**Directions**
Print all the entries verbatim.

**Supplied entries**

****

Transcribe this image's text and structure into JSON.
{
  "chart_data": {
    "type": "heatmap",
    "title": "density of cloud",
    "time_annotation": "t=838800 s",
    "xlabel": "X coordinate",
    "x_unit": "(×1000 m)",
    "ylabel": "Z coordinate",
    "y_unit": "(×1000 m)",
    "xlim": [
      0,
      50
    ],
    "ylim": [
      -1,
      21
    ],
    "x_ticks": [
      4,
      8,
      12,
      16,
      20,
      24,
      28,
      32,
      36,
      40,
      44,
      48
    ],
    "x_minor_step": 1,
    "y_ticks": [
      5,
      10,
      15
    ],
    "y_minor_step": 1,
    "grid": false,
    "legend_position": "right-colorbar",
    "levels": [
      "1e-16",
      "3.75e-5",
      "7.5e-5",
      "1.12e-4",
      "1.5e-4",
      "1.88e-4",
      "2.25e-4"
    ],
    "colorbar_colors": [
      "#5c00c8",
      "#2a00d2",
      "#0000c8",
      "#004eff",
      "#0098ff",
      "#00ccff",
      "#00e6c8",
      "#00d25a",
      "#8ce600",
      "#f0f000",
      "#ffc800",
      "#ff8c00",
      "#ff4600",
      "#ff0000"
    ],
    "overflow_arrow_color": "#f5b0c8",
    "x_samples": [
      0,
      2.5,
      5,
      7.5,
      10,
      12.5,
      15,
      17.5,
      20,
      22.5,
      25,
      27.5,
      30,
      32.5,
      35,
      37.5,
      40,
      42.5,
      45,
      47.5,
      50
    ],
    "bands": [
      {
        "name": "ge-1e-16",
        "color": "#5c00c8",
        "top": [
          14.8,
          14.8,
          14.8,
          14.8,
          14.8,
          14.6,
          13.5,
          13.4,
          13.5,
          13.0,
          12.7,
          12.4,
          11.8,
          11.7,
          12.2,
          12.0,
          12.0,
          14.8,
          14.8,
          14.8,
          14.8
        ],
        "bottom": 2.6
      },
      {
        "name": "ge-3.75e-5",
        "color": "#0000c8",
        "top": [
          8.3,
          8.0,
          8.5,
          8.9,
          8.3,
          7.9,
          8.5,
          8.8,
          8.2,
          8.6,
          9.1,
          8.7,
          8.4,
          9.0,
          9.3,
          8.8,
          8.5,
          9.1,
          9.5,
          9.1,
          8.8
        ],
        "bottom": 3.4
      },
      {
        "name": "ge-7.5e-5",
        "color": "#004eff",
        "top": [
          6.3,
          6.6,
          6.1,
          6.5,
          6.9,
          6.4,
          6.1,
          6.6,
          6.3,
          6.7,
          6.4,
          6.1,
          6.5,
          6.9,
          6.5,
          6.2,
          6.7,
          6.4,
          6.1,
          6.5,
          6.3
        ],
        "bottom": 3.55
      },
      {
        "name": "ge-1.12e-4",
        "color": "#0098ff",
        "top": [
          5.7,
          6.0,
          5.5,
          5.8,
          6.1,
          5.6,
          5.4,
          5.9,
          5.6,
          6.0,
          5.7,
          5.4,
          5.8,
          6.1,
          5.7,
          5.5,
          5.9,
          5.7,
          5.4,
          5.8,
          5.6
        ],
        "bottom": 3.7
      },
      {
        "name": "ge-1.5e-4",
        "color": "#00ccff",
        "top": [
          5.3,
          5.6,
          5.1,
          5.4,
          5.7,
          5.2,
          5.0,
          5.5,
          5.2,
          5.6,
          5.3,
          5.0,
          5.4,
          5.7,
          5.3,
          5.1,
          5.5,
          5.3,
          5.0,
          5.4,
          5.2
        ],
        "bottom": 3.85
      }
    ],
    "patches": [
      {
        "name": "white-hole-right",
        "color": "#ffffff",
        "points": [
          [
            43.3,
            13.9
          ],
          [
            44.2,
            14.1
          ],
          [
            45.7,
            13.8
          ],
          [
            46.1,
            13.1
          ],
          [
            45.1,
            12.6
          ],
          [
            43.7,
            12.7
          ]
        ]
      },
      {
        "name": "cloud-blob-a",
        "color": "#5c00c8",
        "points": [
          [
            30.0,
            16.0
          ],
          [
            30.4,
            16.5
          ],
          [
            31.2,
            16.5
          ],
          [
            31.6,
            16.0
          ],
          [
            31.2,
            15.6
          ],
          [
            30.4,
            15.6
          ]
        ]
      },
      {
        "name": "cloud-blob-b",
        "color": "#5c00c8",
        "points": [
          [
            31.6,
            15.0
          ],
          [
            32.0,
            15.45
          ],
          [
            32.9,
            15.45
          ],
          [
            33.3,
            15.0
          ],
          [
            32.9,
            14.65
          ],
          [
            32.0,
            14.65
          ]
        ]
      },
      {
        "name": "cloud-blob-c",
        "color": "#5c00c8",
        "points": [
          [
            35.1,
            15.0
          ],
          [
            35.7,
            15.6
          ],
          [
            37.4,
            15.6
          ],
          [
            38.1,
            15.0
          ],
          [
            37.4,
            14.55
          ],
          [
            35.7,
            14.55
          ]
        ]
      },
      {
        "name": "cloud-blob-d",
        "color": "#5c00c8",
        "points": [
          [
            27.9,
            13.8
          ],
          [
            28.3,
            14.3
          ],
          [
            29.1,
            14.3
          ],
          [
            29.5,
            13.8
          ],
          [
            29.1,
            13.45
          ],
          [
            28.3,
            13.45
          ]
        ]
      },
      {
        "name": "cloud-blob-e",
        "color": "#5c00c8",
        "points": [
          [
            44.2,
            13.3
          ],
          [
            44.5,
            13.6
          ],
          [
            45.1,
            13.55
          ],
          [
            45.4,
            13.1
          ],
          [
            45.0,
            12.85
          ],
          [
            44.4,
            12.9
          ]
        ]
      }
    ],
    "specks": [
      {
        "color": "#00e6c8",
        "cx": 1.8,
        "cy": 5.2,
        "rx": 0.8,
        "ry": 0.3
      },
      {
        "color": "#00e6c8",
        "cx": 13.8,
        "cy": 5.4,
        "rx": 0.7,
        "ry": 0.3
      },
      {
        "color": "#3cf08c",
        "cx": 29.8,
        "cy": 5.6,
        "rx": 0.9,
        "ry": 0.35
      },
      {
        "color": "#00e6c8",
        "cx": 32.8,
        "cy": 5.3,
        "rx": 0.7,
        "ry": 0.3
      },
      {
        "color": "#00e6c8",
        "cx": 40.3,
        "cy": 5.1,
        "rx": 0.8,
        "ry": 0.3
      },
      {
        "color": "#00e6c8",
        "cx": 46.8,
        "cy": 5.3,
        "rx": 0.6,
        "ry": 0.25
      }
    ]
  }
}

****

**Answer in full**
Transcribe this image's text and structure into JSON.
{
  "chart_data": {
    "type": "heatmap",
    "title": "density of cloud",
    "time_annotation": "t=838800 s",
    "xlabel": "X coordinate",
    "x_unit": "(×1000 m)",
    "ylabel": "Z coordinate",
    "y_unit": "(×1000 m)",
    "xlim": [
      0,
      50
    ],
    "ylim": [
      -1,
      21
    ],
    "x_ticks": [
      4,
      8,
      12,
      16,
      20,
      24,
      28,
      32,
      36,
      40,
      44,
      48
    ],
    "x_minor_step": 1,
    "y_ticks": [
      5,
      10,
      15
    ],
    "y_minor_step": 1,
    "grid": false,
    "legend_position": "right-colorbar",
    "levels": [
      "1e-16",
      "3.75e-5",
      "7.5e-5",
      "1.12e-4",
      "1.5e-4",
      "1.88e-4",
      "2.25e-4"
    ],
    "colorbar_colors": [
      "#5c00c8",
      "#2a00d2",
      "#0000c8",
      "#004eff",
      "#0098ff",
      "#00ccff",
      "#00e6c8",
      "#00d25a",
      "#8ce600",
      "#f0f000",
      "#ffc800",
      "#ff8c00",
      "#ff4600",
      "#ff0000"
    ],
    "overflow_arrow_color": "#f5b0c8",
    "x_samples": [
      0,
      2.5,
      5,
      7.5,
      10,
      12.5,
      15,
      17.5,
      20,
      22.5,
      25,
      27.5,
      30,
      32.5,
      35,
      37.5,
      40,
      42.5,
      45,
      47.5,
      50
    ],
    "bands": [
      {
        "name": "ge-1e-16",
        "color": "#5c00c8",
        "top": [
          14.8,
          14.8,
          14.8,
          14.8,
          14.8,
          14.6,
          13.5,
          13.4,
          13.5,
          13.0,
          12.7,
          12.4,
          11.8,
          11.7,
          12.2,
          12.0,
          12.0,
          14.8,
          14.8,
          14.8,
          14.8
        ],
        "bottom": 2.6
      },
      {
        "name": "ge-3.75e-5",
        "color": "#0000c8",
        "top": [
          8.3,
          8.0,
          8.5,
          8.9,
          8.3,
          7.9,
          8.5,
          8.8,
          8.2,
          8.6,
          9.1,
          8.7,
          8.4,
          9.0,
          9.3,
          8.8,
          8.5,
          9.1,
          9.5,
          9.1,
          8.8
        ],
        "bottom": 3.4
      },
      {
        "name": "ge-7.5e-5",
        "color": "#004eff",
        "top": [
          6.3,
          6.6,
          6.1,
          6.5,
          6.9,
          6.4,
          6.1,
          6.6,
          6.3,
          6.7,
          6.4,
          6.1,
          6.5,
          6.9,
          6.5,
          6.2,
          6.7,
          6.4,
          6.1,
          6.5,
          6.3
        ],
        "bottom": 3.55
      },
      {
        "name": "ge-1.12e-4",
        "color": "#0098ff",
        "top": [
          5.7,
          6.0,
          5.5,
          5.8,
          6.1,
          5.6,
          5.4,
          5.9,
          5.6,
          6.0,
          5.7,
          5.4,
          5.8,
          6.1,
          5.7,
          5.5,
          5.9,
          5.7,
          5.4,
          5.8,
          5.6
        ],
        "bottom": 3.7
      },
      {
        "name": "ge-1.5e-4",
        "color": "#00ccff",
        "top": [
          5.3,
          5.6,
          5.1,
          5.4,
          5.7,
          5.2,
          5.0,
          5.5,
          5.2,
          5.6,
          5.3,
          5.0,
          5.4,
          5.7,
          5.3,
          5.1,
          5.5,
          5.3,
          5.0,
          5.4,
          5.2
        ],
        "bottom": 3.85
      }
    ],
    "patches": [
      {
        "name": "white-hole-right",
        "color": "#ffffff",
        "points": [
          [
            43.3,
            13.9
          ],
          [
            44.2,
            14.1
          ],
          [
            45.7,
            13.8
          ],
          [
            46.1,
            13.1
          ],
          [
            45.1,
            12.6
          ],
          [
            43.7,
            12.7
          ]
        ]
      },
      {
        "name": "cloud-blob-a",
        "color": "#5c00c8",
        "points": [
          [
            30.0,
            16.0
          ],
          [
            30.4,
            16.5
          ],
          [
            31.2,
            16.5
          ],
          [
            31.6,
            16.0
          ],
          [
            31.2,
            15.6
          ],
          [
            30.4,
            15.6
          ]
        ]
      },
      {
        "name": "cloud-blob-b",
        "color": "#5c00c8",
        "points": [
          [
            31.6,
            15.0
          ],
          [
            32.0,
            15.45
          ],
          [
            32.9,
            15.45
          ],
          [
            33.3,
            15.0
          ],
          [
            32.9,
            14.65
          ],
          [
            32.0,
            14.65
          ]
        ]
      },
      {
        "name": "cloud-blob-c",
        "color": "#5c00c8",
        "points": [
          [
            35.1,
            15.0
          ],
          [
            35.7,
            15.6
          ],
          [
            37.4,
            15.6
          ],
          [
            38.1,
            15.0
          ],
          [
            37.4,
            14.55
          ],
          [
            35.7,
            14.55
          ]
        ]
      },
      {
        "name": "cloud-blob-d",
        "color": "#5c00c8",
        "points": [
          [
            27.9,
            13.8
          ],
          [
            28.3,
            14.3
          ],
          [
            29.1,
            14.3
          ],
          [
            29.5,
            13.8
          ],
          [
            29.1,
            13.45
          ],
          [
            28.3,
            13.45
          ]
        ]
      },
      {
        "name": "cloud-blob-e",
        "color": "#5c00c8",
        "points": [
          [
            44.2,
            13.3
          ],
          [
            44.5,
            13.6
          ],
          [
            45.1,
            13.55
          ],
          [
            45.4,
            13.1
          ],
          [
            45.0,
            12.85
          ],
          [
            44.4,
            12.9
          ]
        ]
      }
    ],
    "specks": [
      {
        "color": "#00e6c8",
        "cx": 1.8,
        "cy": 5.2,
        "rx": 0.8,
        "ry": 0.3
      },
      {
        "color": "#00e6c8",
        "cx": 13.8,
        "cy": 5.4,
        "rx": 0.7,
        "ry": 0.3
      },
      {
        "color": "#3cf08c",
        "cx": 29.8,
        "cy": 5.6,
        "rx": 0.9,
        "ry": 0.35
      },
      {
        "color": "#00e6c8",
        "cx": 32.8,
        "cy": 5.3,
        "rx": 0.7,
        "ry": 0.3
      },
      {
        "color": "#00e6c8",
        "cx": 40.3,
        "cy": 5.1,
        "rx": 0.8,
        "ry": 0.3
      },
      {
        "color": "#00e6c8",
        "cx": 46.8,
        "cy": 5.3,
        "rx": 0.6,
        "ry": 0.25
      }
    ]
  }
}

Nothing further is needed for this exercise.